[Supplied records]

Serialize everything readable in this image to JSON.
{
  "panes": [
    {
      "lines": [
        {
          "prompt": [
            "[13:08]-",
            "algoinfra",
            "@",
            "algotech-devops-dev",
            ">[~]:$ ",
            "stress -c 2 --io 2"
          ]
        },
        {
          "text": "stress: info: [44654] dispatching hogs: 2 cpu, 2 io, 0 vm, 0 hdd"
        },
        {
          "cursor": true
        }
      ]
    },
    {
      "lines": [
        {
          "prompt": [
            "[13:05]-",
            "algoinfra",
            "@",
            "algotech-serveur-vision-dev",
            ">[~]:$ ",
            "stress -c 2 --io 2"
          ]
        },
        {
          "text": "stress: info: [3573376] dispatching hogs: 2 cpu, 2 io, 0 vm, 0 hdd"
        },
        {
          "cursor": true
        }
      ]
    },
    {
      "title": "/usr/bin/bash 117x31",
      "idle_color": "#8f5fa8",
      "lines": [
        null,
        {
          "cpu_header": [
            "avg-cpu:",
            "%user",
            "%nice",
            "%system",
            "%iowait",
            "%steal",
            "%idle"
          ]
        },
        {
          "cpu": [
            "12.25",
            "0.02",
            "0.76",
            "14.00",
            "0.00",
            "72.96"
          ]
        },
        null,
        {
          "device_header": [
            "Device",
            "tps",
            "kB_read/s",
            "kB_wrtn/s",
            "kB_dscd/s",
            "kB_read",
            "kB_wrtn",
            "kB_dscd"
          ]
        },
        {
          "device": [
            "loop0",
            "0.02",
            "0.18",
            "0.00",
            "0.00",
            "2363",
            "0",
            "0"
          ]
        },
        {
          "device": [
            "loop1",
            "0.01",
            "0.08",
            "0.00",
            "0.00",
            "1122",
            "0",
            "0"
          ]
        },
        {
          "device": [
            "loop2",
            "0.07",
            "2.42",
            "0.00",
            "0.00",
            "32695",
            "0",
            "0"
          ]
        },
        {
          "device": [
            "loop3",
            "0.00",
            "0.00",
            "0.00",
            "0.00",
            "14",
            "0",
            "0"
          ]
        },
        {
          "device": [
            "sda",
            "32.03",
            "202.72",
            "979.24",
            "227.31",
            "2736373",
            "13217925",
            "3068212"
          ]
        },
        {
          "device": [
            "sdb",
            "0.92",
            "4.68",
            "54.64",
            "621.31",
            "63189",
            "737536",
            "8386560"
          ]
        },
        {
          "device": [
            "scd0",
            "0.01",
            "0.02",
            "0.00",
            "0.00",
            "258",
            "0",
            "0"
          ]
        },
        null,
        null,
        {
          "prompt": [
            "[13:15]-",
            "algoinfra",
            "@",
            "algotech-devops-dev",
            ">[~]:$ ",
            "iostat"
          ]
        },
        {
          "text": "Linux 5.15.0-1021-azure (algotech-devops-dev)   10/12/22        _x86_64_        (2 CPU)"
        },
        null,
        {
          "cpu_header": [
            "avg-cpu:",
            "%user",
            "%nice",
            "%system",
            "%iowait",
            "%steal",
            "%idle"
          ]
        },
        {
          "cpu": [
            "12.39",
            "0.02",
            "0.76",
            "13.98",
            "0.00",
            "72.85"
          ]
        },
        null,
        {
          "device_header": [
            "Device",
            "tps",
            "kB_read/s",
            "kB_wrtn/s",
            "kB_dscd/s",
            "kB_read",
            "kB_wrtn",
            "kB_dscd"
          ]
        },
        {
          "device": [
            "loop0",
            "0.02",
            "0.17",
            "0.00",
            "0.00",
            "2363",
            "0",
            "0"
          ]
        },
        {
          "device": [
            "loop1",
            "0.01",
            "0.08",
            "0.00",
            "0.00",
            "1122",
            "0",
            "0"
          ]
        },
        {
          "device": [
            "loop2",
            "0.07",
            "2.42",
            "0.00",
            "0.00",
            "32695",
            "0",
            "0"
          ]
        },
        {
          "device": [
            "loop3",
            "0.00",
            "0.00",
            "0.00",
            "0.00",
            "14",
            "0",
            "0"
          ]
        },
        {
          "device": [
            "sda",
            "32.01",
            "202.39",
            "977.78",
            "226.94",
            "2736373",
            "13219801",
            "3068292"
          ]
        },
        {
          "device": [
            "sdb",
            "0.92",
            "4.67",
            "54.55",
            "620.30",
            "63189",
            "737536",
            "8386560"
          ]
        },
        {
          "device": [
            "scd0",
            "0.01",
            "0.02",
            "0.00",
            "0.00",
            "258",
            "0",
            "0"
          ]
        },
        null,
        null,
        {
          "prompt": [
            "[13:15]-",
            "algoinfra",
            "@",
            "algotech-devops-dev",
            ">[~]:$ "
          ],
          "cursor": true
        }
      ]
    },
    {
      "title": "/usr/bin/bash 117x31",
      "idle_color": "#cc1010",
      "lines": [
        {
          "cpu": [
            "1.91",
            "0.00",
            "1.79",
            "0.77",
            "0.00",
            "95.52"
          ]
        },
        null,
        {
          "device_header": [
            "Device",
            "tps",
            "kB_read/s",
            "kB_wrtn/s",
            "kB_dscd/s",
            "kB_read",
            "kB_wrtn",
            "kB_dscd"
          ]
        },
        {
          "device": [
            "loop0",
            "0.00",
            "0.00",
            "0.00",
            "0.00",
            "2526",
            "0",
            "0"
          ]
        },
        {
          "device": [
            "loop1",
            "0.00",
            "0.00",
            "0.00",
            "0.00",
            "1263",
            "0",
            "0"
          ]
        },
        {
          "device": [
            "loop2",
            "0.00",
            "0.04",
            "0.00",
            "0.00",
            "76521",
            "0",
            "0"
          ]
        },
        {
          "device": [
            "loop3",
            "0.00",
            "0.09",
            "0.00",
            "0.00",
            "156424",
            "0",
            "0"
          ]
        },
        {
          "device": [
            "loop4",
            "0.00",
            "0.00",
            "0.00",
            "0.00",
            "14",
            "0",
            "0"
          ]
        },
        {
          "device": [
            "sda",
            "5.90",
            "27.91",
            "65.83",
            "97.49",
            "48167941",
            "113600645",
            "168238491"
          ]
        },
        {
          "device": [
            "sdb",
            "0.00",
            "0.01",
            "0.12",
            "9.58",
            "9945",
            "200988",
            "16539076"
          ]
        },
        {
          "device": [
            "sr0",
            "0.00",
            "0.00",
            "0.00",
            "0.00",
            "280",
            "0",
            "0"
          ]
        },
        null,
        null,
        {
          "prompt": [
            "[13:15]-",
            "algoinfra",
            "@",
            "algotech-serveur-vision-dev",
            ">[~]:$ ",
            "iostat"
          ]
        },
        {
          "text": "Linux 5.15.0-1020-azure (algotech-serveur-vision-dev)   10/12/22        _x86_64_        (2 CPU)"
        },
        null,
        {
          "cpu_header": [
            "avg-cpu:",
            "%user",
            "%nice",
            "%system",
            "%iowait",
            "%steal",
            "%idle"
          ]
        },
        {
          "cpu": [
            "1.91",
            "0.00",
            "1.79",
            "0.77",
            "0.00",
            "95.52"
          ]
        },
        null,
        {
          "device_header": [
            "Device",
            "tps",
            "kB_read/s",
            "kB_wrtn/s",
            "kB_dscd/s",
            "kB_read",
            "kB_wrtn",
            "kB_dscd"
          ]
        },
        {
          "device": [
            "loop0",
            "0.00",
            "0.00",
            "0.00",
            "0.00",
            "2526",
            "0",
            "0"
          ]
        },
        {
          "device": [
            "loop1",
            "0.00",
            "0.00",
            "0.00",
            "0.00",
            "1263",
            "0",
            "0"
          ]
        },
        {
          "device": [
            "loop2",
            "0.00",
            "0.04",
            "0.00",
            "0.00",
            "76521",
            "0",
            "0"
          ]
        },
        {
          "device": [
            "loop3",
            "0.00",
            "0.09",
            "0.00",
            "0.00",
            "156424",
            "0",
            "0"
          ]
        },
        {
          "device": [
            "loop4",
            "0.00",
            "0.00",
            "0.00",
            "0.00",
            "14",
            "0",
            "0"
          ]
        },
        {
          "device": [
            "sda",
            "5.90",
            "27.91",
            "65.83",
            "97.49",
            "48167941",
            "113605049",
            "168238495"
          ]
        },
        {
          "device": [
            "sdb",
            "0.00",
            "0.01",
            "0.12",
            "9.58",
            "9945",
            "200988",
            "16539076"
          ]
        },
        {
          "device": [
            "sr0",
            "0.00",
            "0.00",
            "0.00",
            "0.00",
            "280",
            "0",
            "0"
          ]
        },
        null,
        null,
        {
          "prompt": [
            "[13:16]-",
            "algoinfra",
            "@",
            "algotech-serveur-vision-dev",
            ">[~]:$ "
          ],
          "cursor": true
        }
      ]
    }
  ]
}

[Exercise objective] Check each line above for the string "azure" and show the ones that have it.

[Right answer]
          "text": "Linux 5.15.0-1021-azure (algotech-devops-dev)   10/12/22        _x86_64_        (2 CPU)"
          "text": "Linux 5.15.0-1020-azure (algotech-serveur-vision-dev)   10/12/22        _x86_64_        (2 CPU)"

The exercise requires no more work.